Data for this task:
——————

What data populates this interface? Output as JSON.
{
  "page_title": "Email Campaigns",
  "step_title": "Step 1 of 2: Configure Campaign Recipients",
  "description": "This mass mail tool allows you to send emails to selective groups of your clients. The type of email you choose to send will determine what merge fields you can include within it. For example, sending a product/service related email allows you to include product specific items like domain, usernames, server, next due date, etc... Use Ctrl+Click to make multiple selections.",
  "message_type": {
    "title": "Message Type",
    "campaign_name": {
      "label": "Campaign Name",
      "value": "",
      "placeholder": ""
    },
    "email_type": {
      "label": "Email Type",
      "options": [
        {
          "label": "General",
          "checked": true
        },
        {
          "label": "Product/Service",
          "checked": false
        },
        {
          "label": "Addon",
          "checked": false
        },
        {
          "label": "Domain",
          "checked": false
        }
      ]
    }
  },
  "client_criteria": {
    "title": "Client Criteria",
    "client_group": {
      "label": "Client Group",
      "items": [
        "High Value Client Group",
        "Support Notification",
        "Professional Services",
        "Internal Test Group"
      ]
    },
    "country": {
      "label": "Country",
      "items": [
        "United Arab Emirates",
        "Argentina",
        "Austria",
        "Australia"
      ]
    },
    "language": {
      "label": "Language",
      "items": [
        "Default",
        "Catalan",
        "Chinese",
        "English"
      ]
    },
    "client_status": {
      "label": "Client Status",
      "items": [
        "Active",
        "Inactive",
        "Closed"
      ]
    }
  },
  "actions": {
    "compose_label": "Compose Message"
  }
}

——————

What you should do:
Quote each line above in full, word for word.

Final answer:
What data populates this interface? Output as JSON.
{
  "page_title": "Email Campaigns",
  "step_title": "Step 1 of 2: Configure Campaign Recipients",
  "description": "This mass mail tool allows you to send emails to selective groups of your clients. The type of email you choose to send will determine what merge fields you can include within it. For example, sending a product/service related email allows you to include product specific items like domain, usernames, server, next due date, etc... Use Ctrl+Click to make multiple selections.",
  "message_type": {
    "title": "Message Type",
    "campaign_name": {
      "label": "Campaign Name",
      "value": "",
      "placeholder": ""
    },
    "email_type": {
      "label": "Email Type",
      "options": [
        {
          "label": "General",
          "checked": true
        },
        {
          "label": "Product/Service",
          "checked": false
        },
        {
          "label": "Addon",
          "checked": false
        },
        {
          "label": "Domain",
          "checked": false
        }
      ]
    }
  },
  "client_criteria": {
    "title": "Client Criteria",
    "client_group": {
      "label": "Client Group",
      "items": [
        "High Value Client Group",
        "Support Notification",
        "Professional Services",
        "Internal Test Group"
      ]
    },
    "country": {
      "label": "Country",
      "items": [
        "United Arab Emirates",
        "Argentina",
        "Austria",
        "Australia"
      ]
    },
    "language": {
      "label": "Language",
      "items": [
        "Default",
        "Catalan",
        "Chinese",
        "English"
      ]
    },
    "client_status": {
      "label": "Client Status",
      "items": [
        "Active",
        "Inactive",
        "Closed"
      ]
    }
  },
  "actions": {
    "compose_label": "Compose Message"
  }
}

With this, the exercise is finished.